(Chart and figure data)
— Begin —

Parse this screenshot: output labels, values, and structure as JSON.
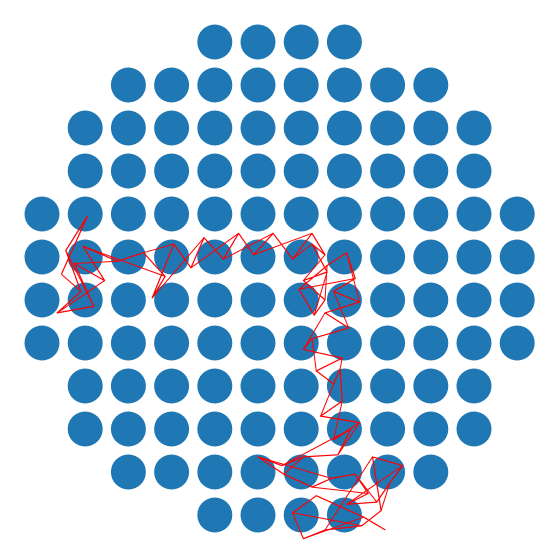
{
  "colors": {
    "background": "#ffffff",
    "dot": "#1f77b4",
    "path": "#ff0000"
  },
  "grid": {
    "columns": 12,
    "rows": 12,
    "row_counts": [
      4,
      8,
      10,
      10,
      12,
      12,
      12,
      12,
      10,
      10,
      8,
      4
    ]
  },
  "path_data": {
    "description_visible": false,
    "points": [
      [
        0.45,
        5.4
      ],
      [
        1.05,
        4.05
      ],
      [
        0.55,
        4.85
      ],
      [
        0.9,
        5.8
      ],
      [
        0.35,
        6.3
      ],
      [
        1.2,
        6.15
      ],
      [
        0.75,
        5.15
      ],
      [
        1.45,
        5.55
      ],
      [
        0.95,
        4.75
      ],
      [
        1.75,
        5.1
      ],
      [
        2.35,
        4.9
      ],
      [
        2.85,
        5.45
      ],
      [
        2.55,
        5.95
      ],
      [
        3.05,
        4.7
      ],
      [
        3.45,
        5.25
      ],
      [
        3.75,
        4.55
      ],
      [
        4.2,
        5.05
      ],
      [
        4.55,
        4.45
      ],
      [
        4.9,
        4.95
      ],
      [
        5.35,
        4.45
      ],
      [
        5.8,
        5.05
      ],
      [
        6.25,
        4.45
      ],
      [
        6.55,
        4.95
      ],
      [
        6.25,
        4.7
      ],
      [
        6.6,
        5.35
      ],
      [
        6.05,
        5.55
      ],
      [
        6.55,
        6.0
      ],
      [
        6.3,
        6.35
      ],
      [
        5.95,
        5.75
      ],
      [
        6.6,
        5.2
      ],
      [
        7.05,
        4.9
      ],
      [
        7.25,
        5.5
      ],
      [
        6.75,
        5.8
      ],
      [
        7.35,
        6.05
      ],
      [
        6.55,
        6.3
      ],
      [
        7.1,
        6.65
      ],
      [
        6.25,
        6.9
      ],
      [
        6.05,
        7.15
      ],
      [
        6.95,
        7.35
      ],
      [
        6.35,
        7.65
      ],
      [
        6.75,
        7.95
      ],
      [
        6.9,
        7.6
      ],
      [
        6.95,
        8.35
      ],
      [
        6.45,
        8.7
      ],
      [
        7.35,
        8.85
      ],
      [
        6.75,
        9.25
      ],
      [
        7.15,
        9.0
      ],
      [
        6.85,
        9.6
      ],
      [
        6.05,
        9.65
      ],
      [
        5.55,
        9.85
      ],
      [
        5.0,
        9.65
      ],
      [
        5.6,
        10.05
      ],
      [
        6.25,
        10.35
      ],
      [
        6.7,
        10.15
      ],
      [
        7.25,
        10.05
      ],
      [
        7.55,
        10.5
      ],
      [
        7.05,
        10.75
      ],
      [
        7.75,
        10.7
      ],
      [
        8.05,
        10.25
      ],
      [
        8.35,
        9.85
      ],
      [
        7.65,
        9.65
      ],
      [
        7.85,
        10.9
      ],
      [
        7.4,
        11.25
      ],
      [
        6.55,
        11.35
      ],
      [
        6.05,
        11.55
      ],
      [
        5.8,
        10.95
      ],
      [
        6.35,
        10.55
      ],
      [
        7.45,
        11.05
      ],
      [
        7.95,
        11.35
      ]
    ]
  }
}
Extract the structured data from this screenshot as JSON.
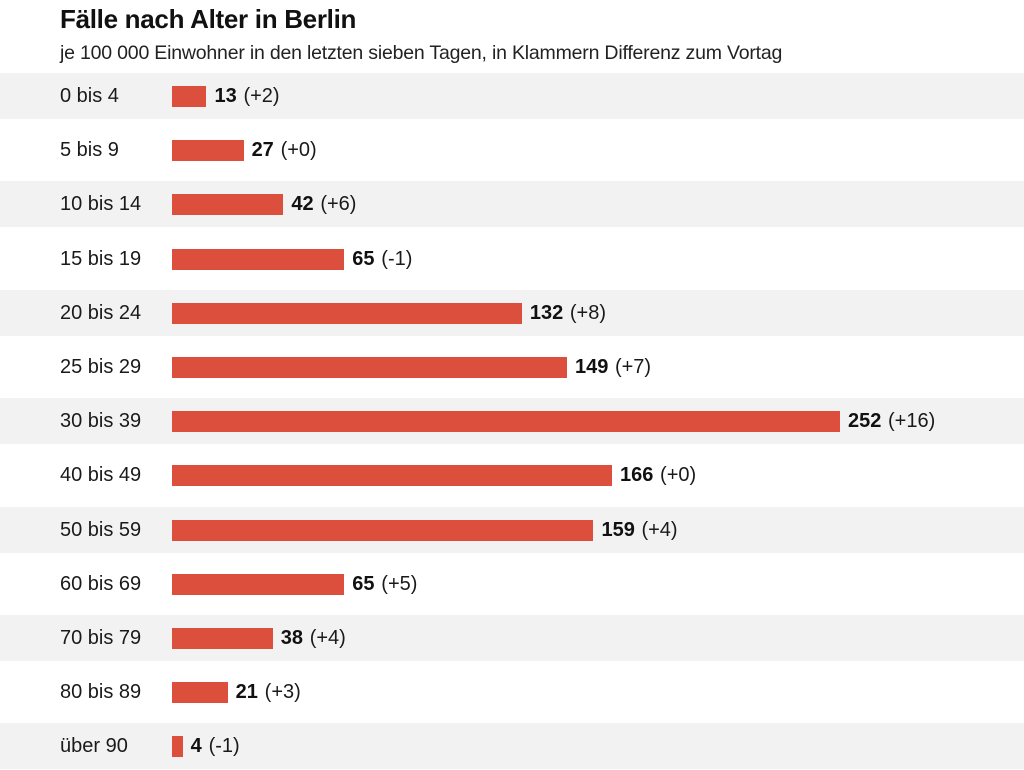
{
  "chart_data": {
    "type": "bar",
    "orientation": "horizontal",
    "title": "Fälle nach Alter in Berlin",
    "subtitle": "je 100 000 Einwohner in den letzten sieben Tagen, in Klammern Differenz zum Vortag",
    "categories": [
      "0 bis 4",
      "5 bis 9",
      "10 bis 14",
      "15 bis 19",
      "20 bis 24",
      "25 bis 29",
      "30 bis 39",
      "40 bis 49",
      "50 bis 59",
      "60 bis 69",
      "70 bis 79",
      "80 bis 89",
      "über 90"
    ],
    "values": [
      13,
      27,
      42,
      65,
      132,
      149,
      252,
      166,
      159,
      65,
      38,
      21,
      4
    ],
    "differences": [
      "(+2)",
      "(+0)",
      "(+6)",
      "(-1)",
      "(+8)",
      "(+7)",
      "(+16)",
      "(+0)",
      "(+4)",
      "(+5)",
      "(+4)",
      "(+3)",
      "(-1)"
    ],
    "xlim": [
      0,
      252
    ],
    "bar_color": "#dd4f3d",
    "row_shading_color": "#f2f2f2",
    "axes_visible": false,
    "grid": false,
    "legend": "none"
  }
}
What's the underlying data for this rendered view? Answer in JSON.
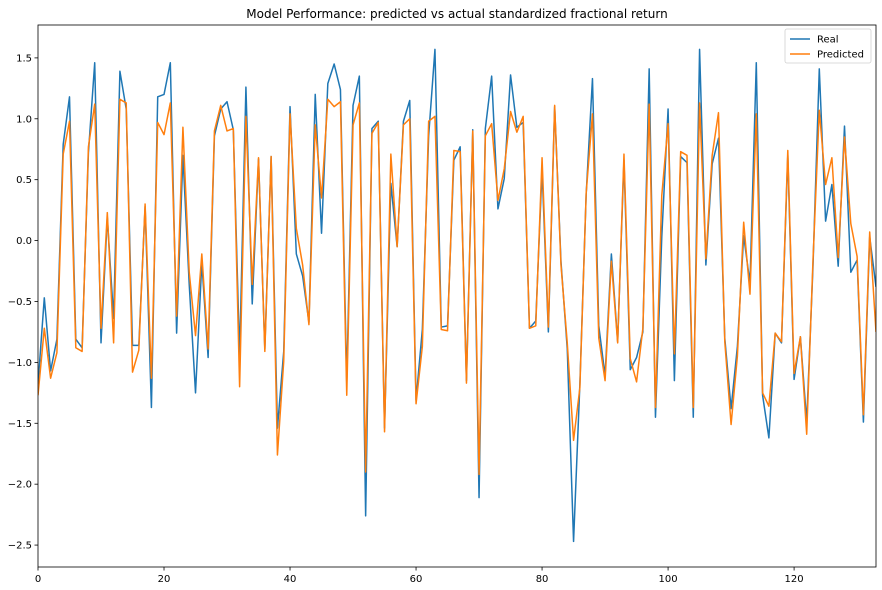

— End —

→ REQUIRED TASK
Copy the whole of the material above exactly, but not its images.

→ EXPECTED ANSWER
Parse this screenshot: output labels, values, and structure as JSON.
{
  "colors": {
    "background": "#ffffff",
    "dot": "#1f77b4",
    "path": "#ff0000"
  },
  "grid": {
    "columns": 12,
    "rows": 12,
    "row_counts": [
      4,
      8,
      10,
      10,
      12,
      12,
      12,
      12,
      10,
      10,
      8,
      4
    ]
  },
  "path_data": {
    "description_visible": false,
    "points": [
      [
        0.45,
        5.4
      ],
      [
        1.05,
        4.05
      ],
      [
        0.55,
        4.85
      ],
      [
        0.9,
        5.8
      ],
      [
        0.35,
        6.3
      ],
      [
        1.2,
        6.15
      ],
      [
        0.75,
        5.15
      ],
      [
        1.45,
        5.55
      ],
      [
        0.95,
        4.75
      ],
      [
        1.75,
        5.1
      ],
      [
        2.35,
        4.9
      ],
      [
        2.85,
        5.45
      ],
      [
        2.55,
        5.95
      ],
      [
        3.05,
        4.7
      ],
      [
        3.45,
        5.25
      ],
      [
        3.75,
        4.55
      ],
      [
        4.2,
        5.05
      ],
      [
        4.55,
        4.45
      ],
      [
        4.9,
        4.95
      ],
      [
        5.35,
        4.45
      ],
      [
        5.8,
        5.05
      ],
      [
        6.25,
        4.45
      ],
      [
        6.55,
        4.95
      ],
      [
        6.25,
        4.7
      ],
      [
        6.6,
        5.35
      ],
      [
        6.05,
        5.55
      ],
      [
        6.55,
        6.0
      ],
      [
        6.3,
        6.35
      ],
      [
        5.95,
        5.75
      ],
      [
        6.6,
        5.2
      ],
      [
        7.05,
        4.9
      ],
      [
        7.25,
        5.5
      ],
      [
        6.75,
        5.8
      ],
      [
        7.35,
        6.05
      ],
      [
        6.55,
        6.3
      ],
      [
        7.1,
        6.65
      ],
      [
        6.25,
        6.9
      ],
      [
        6.05,
        7.15
      ],
      [
        6.95,
        7.35
      ],
      [
        6.35,
        7.65
      ],
      [
        6.75,
        7.95
      ],
      [
        6.9,
        7.6
      ],
      [
        6.95,
        8.35
      ],
      [
        6.45,
        8.7
      ],
      [
        7.35,
        8.85
      ],
      [
        6.75,
        9.25
      ],
      [
        7.15,
        9.0
      ],
      [
        6.85,
        9.6
      ],
      [
        6.05,
        9.65
      ],
      [
        5.55,
        9.85
      ],
      [
        5.0,
        9.65
      ],
      [
        5.6,
        10.05
      ],
      [
        6.25,
        10.35
      ],
      [
        6.7,
        10.15
      ],
      [
        7.25,
        10.05
      ],
      [
        7.55,
        10.5
      ],
      [
        7.05,
        10.75
      ],
      [
        7.75,
        10.7
      ],
      [
        8.05,
        10.25
      ],
      [
        8.35,
        9.85
      ],
      [
        7.65,
        9.65
      ],
      [
        7.85,
        10.9
      ],
      [
        7.4,
        11.25
      ],
      [
        6.55,
        11.35
      ],
      [
        6.05,
        11.55
      ],
      [
        5.8,
        10.95
      ],
      [
        6.35,
        10.55
      ],
      [
        7.45,
        11.05
      ],
      [
        7.95,
        11.35
      ]
    ]
  }
}
Extract the structured data from this screenshot as JSON.
{
  "chart_data": {
    "type": "bar",
    "orientation": "horizontal",
    "title": "Fälle nach Alter in Berlin",
    "subtitle": "je 100 000 Einwohner in den letzten sieben Tagen, in Klammern Differenz zum Vortag",
    "categories": [
      "0 bis 4",
      "5 bis 9",
      "10 bis 14",
      "15 bis 19",
      "20 bis 24",
      "25 bis 29",
      "30 bis 39",
      "40 bis 49",
      "50 bis 59",
      "60 bis 69",
      "70 bis 79",
      "80 bis 89",
      "über 90"
    ],
    "values": [
      13,
      27,
      42,
      65,
      132,
      149,
      252,
      166,
      159,
      65,
      38,
      21,
      4
    ],
    "differences": [
      "(+2)",
      "(+0)",
      "(+6)",
      "(-1)",
      "(+8)",
      "(+7)",
      "(+16)",
      "(+0)",
      "(+4)",
      "(+5)",
      "(+4)",
      "(+3)",
      "(-1)"
    ],
    "xlim": [
      0,
      252
    ],
    "bar_color": "#dd4f3d",
    "row_shading_color": "#f2f2f2",
    "axes_visible": false,
    "grid": false,
    "legend": "none"
  }
}
What's the underlying data for this rendered view? Answer in JSON.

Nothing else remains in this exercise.